[Dataset records]
───
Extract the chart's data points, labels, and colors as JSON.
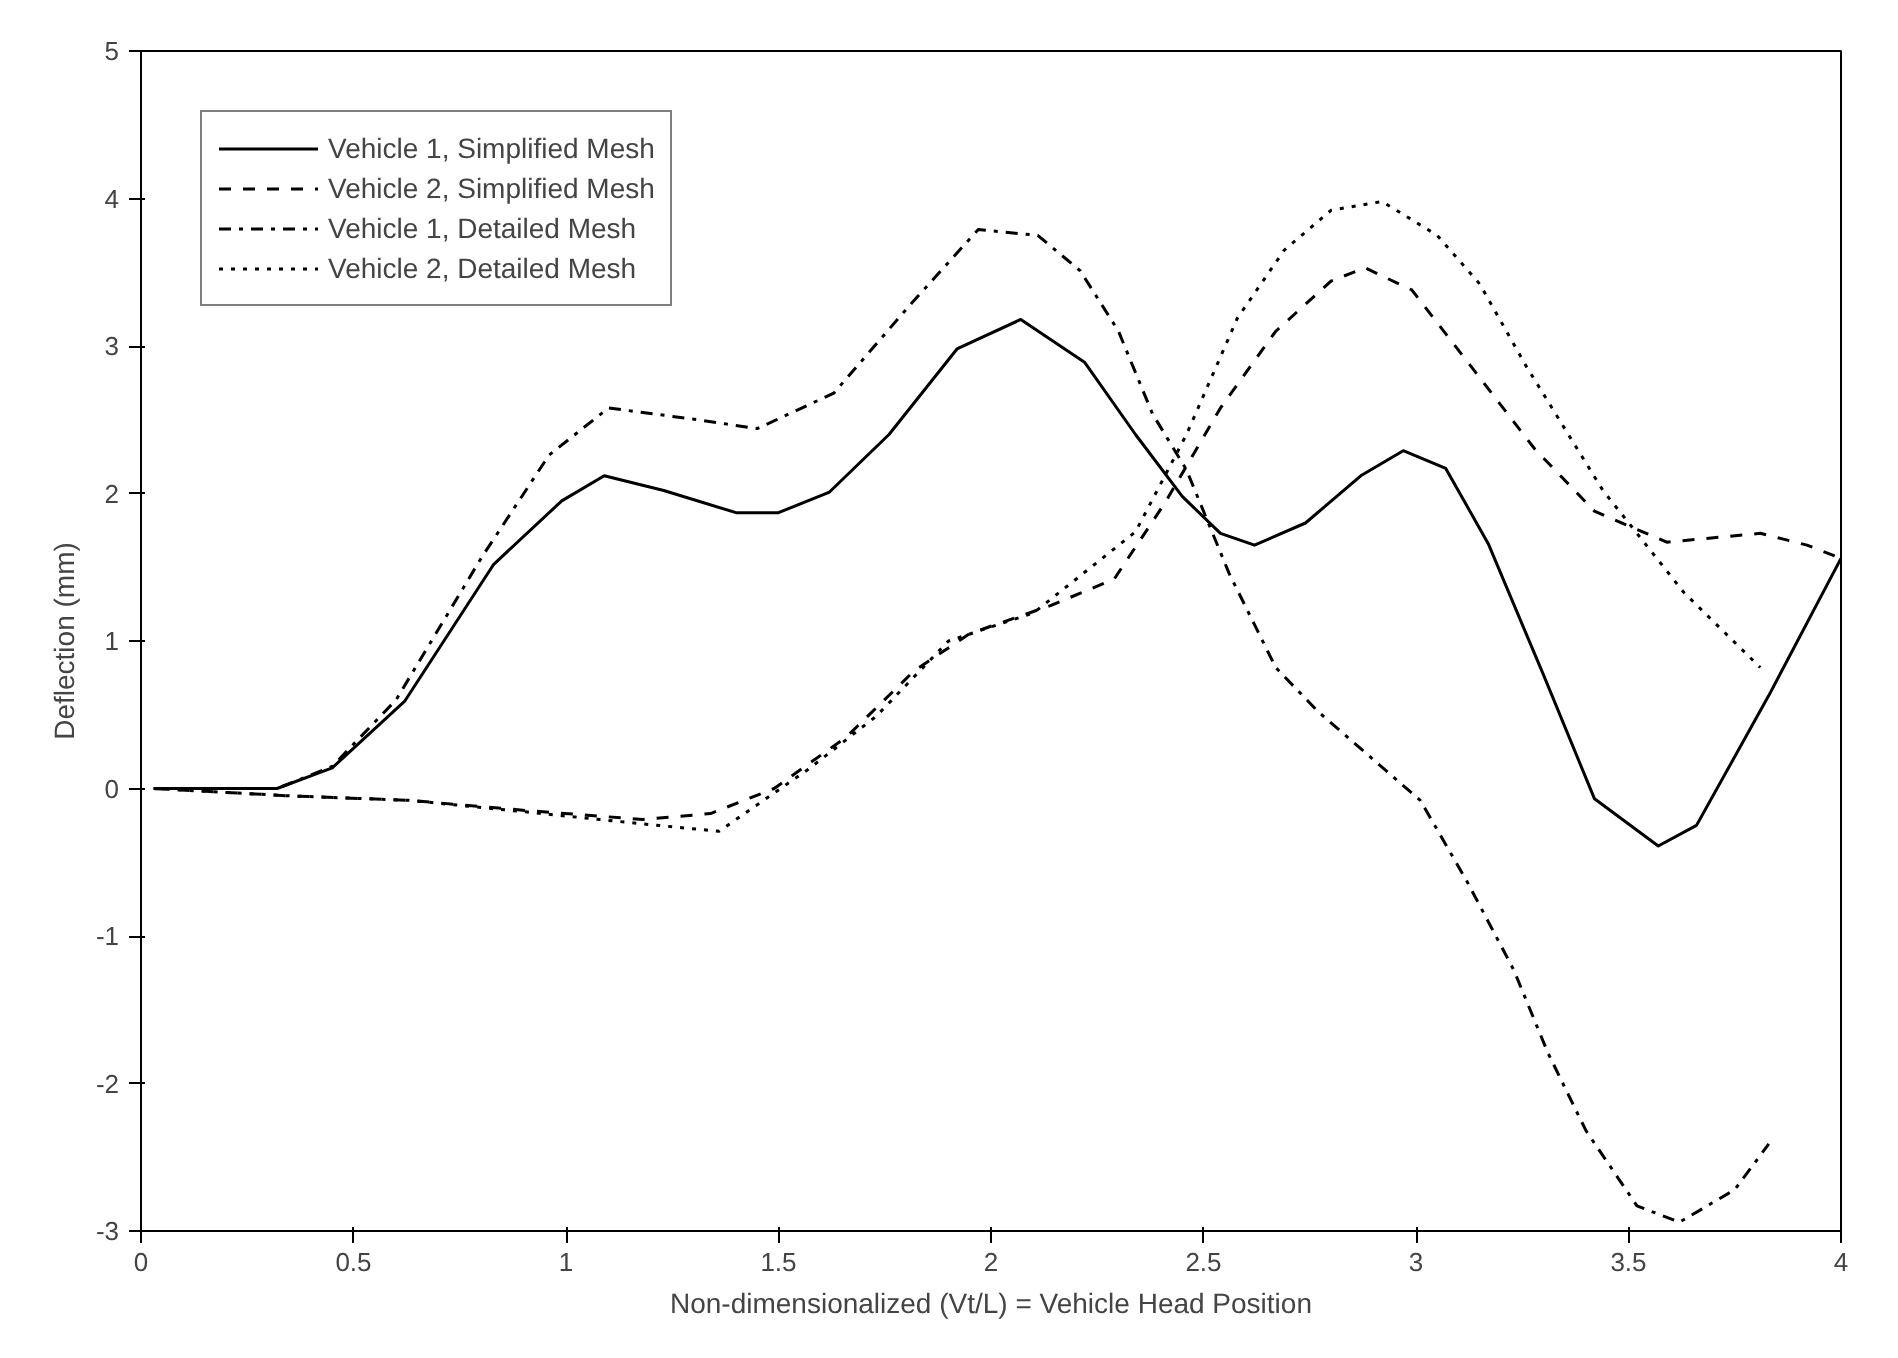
{
  "chart_data": {
    "type": "line",
    "xlabel": "Non-dimensionalized (Vt/L) = Vehicle Head Position",
    "ylabel": "Deflection (mm)",
    "xlim": [
      0,
      4
    ],
    "xticks": [
      0,
      0.5,
      1,
      1.5,
      2,
      2.5,
      3,
      3.5,
      4
    ],
    "ylim": [
      -3,
      5
    ],
    "yticks": [
      -3,
      -2,
      -1,
      0,
      1,
      2,
      3,
      4,
      5
    ],
    "grid": false,
    "legend": "top left",
    "marker": "none",
    "series": [
      {
        "name": "Vehicle 1, Simplified Mesh",
        "color": "#000000",
        "line_style": "solid",
        "x": [
          0.03,
          0.32,
          0.45,
          0.62,
          0.83,
          0.99,
          1.09,
          1.23,
          1.4,
          1.5,
          1.62,
          1.76,
          1.92,
          2.07,
          2.22,
          2.34,
          2.45,
          2.54,
          2.62,
          2.74,
          2.87,
          2.97,
          3.07,
          3.17,
          3.3,
          3.42,
          3.57,
          3.66,
          3.83,
          4.0
        ],
        "values": [
          0,
          0,
          0.14,
          0.59,
          1.52,
          1.95,
          2.12,
          2.02,
          1.87,
          1.87,
          2.01,
          2.4,
          2.98,
          3.18,
          2.89,
          2.4,
          1.98,
          1.73,
          1.65,
          1.8,
          2.12,
          2.29,
          2.17,
          1.66,
          0.77,
          -0.07,
          -0.39,
          -0.25,
          0.63,
          1.56
        ]
      },
      {
        "name": "Vehicle 2, Simplified Mesh",
        "color": "#000000",
        "line_style": "dashed",
        "x": [
          0.03,
          0.35,
          0.63,
          0.91,
          1.18,
          1.34,
          1.49,
          1.66,
          1.82,
          1.95,
          2.14,
          2.29,
          2.41,
          2.54,
          2.67,
          2.8,
          2.88,
          2.99,
          3.13,
          3.28,
          3.42,
          3.59,
          3.81,
          3.92,
          4.0
        ],
        "values": [
          0,
          -0.05,
          -0.08,
          -0.15,
          -0.21,
          -0.17,
          0.0,
          0.35,
          0.8,
          1.05,
          1.24,
          1.42,
          1.94,
          2.58,
          3.1,
          3.44,
          3.53,
          3.38,
          2.86,
          2.3,
          1.88,
          1.67,
          1.73,
          1.65,
          1.56
        ]
      },
      {
        "name": "Vehicle 1, Detailed Mesh",
        "color": "#000000",
        "line_style": "dashdot",
        "x": [
          0.03,
          0.32,
          0.45,
          0.6,
          0.8,
          0.96,
          1.1,
          1.31,
          1.45,
          1.63,
          1.81,
          1.97,
          2.11,
          2.21,
          2.3,
          2.38,
          2.46,
          2.56,
          2.67,
          2.77,
          2.91,
          3.01,
          3.12,
          3.23,
          3.31,
          3.4,
          3.52,
          3.62,
          3.75,
          3.83
        ],
        "values": [
          0,
          0,
          0.15,
          0.6,
          1.56,
          2.26,
          2.58,
          2.5,
          2.44,
          2.68,
          3.28,
          3.79,
          3.75,
          3.51,
          3.1,
          2.54,
          2.16,
          1.46,
          0.82,
          0.52,
          0.17,
          -0.08,
          -0.63,
          -1.23,
          -1.79,
          -2.32,
          -2.83,
          -2.94,
          -2.72,
          -2.41
        ]
      },
      {
        "name": "Vehicle 2, Detailed Mesh",
        "color": "#000000",
        "line_style": "dotted",
        "x": [
          0.03,
          0.35,
          0.63,
          0.91,
          1.18,
          1.36,
          1.57,
          1.73,
          1.9,
          2.1,
          2.34,
          2.46,
          2.58,
          2.69,
          2.8,
          2.92,
          3.05,
          3.15,
          3.26,
          3.44,
          3.63,
          3.81
        ],
        "values": [
          0,
          -0.05,
          -0.08,
          -0.16,
          -0.24,
          -0.29,
          0.13,
          0.49,
          1.0,
          1.19,
          1.74,
          2.4,
          3.19,
          3.65,
          3.92,
          3.98,
          3.75,
          3.42,
          2.86,
          2.02,
          1.33,
          0.82
        ]
      }
    ]
  }
}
───
◆ WHAT THE EXERCISE ASKS
Give back all entries exactly. No pictures belong in the copy.

◆ CORRECT OUTPUT
Extract the chart's data points, labels, and colors as JSON.
{
  "chart_data": {
    "type": "line",
    "xlabel": "Non-dimensionalized (Vt/L) = Vehicle Head Position",
    "ylabel": "Deflection (mm)",
    "xlim": [
      0,
      4
    ],
    "xticks": [
      0,
      0.5,
      1,
      1.5,
      2,
      2.5,
      3,
      3.5,
      4
    ],
    "ylim": [
      -3,
      5
    ],
    "yticks": [
      -3,
      -2,
      -1,
      0,
      1,
      2,
      3,
      4,
      5
    ],
    "grid": false,
    "legend": "top left",
    "marker": "none",
    "series": [
      {
        "name": "Vehicle 1, Simplified Mesh",
        "color": "#000000",
        "line_style": "solid",
        "x": [
          0.03,
          0.32,
          0.45,
          0.62,
          0.83,
          0.99,
          1.09,
          1.23,
          1.4,
          1.5,
          1.62,
          1.76,
          1.92,
          2.07,
          2.22,
          2.34,
          2.45,
          2.54,
          2.62,
          2.74,
          2.87,
          2.97,
          3.07,
          3.17,
          3.3,
          3.42,
          3.57,
          3.66,
          3.83,
          4.0
        ],
        "values": [
          0,
          0,
          0.14,
          0.59,
          1.52,
          1.95,
          2.12,
          2.02,
          1.87,
          1.87,
          2.01,
          2.4,
          2.98,
          3.18,
          2.89,
          2.4,
          1.98,
          1.73,
          1.65,
          1.8,
          2.12,
          2.29,
          2.17,
          1.66,
          0.77,
          -0.07,
          -0.39,
          -0.25,
          0.63,
          1.56
        ]
      },
      {
        "name": "Vehicle 2, Simplified Mesh",
        "color": "#000000",
        "line_style": "dashed",
        "x": [
          0.03,
          0.35,
          0.63,
          0.91,
          1.18,
          1.34,
          1.49,
          1.66,
          1.82,
          1.95,
          2.14,
          2.29,
          2.41,
          2.54,
          2.67,
          2.8,
          2.88,
          2.99,
          3.13,
          3.28,
          3.42,
          3.59,
          3.81,
          3.92,
          4.0
        ],
        "values": [
          0,
          -0.05,
          -0.08,
          -0.15,
          -0.21,
          -0.17,
          0.0,
          0.35,
          0.8,
          1.05,
          1.24,
          1.42,
          1.94,
          2.58,
          3.1,
          3.44,
          3.53,
          3.38,
          2.86,
          2.3,
          1.88,
          1.67,
          1.73,
          1.65,
          1.56
        ]
      },
      {
        "name": "Vehicle 1, Detailed Mesh",
        "color": "#000000",
        "line_style": "dashdot",
        "x": [
          0.03,
          0.32,
          0.45,
          0.6,
          0.8,
          0.96,
          1.1,
          1.31,
          1.45,
          1.63,
          1.81,
          1.97,
          2.11,
          2.21,
          2.3,
          2.38,
          2.46,
          2.56,
          2.67,
          2.77,
          2.91,
          3.01,
          3.12,
          3.23,
          3.31,
          3.4,
          3.52,
          3.62,
          3.75,
          3.83
        ],
        "values": [
          0,
          0,
          0.15,
          0.6,
          1.56,
          2.26,
          2.58,
          2.5,
          2.44,
          2.68,
          3.28,
          3.79,
          3.75,
          3.51,
          3.1,
          2.54,
          2.16,
          1.46,
          0.82,
          0.52,
          0.17,
          -0.08,
          -0.63,
          -1.23,
          -1.79,
          -2.32,
          -2.83,
          -2.94,
          -2.72,
          -2.41
        ]
      },
      {
        "name": "Vehicle 2, Detailed Mesh",
        "color": "#000000",
        "line_style": "dotted",
        "x": [
          0.03,
          0.35,
          0.63,
          0.91,
          1.18,
          1.36,
          1.57,
          1.73,
          1.9,
          2.1,
          2.34,
          2.46,
          2.58,
          2.69,
          2.8,
          2.92,
          3.05,
          3.15,
          3.26,
          3.44,
          3.63,
          3.81
        ],
        "values": [
          0,
          -0.05,
          -0.08,
          -0.16,
          -0.24,
          -0.29,
          0.13,
          0.49,
          1.0,
          1.19,
          1.74,
          2.4,
          3.19,
          3.65,
          3.92,
          3.98,
          3.75,
          3.42,
          2.86,
          2.02,
          1.33,
          0.82
        ]
      }
    ]
  }
}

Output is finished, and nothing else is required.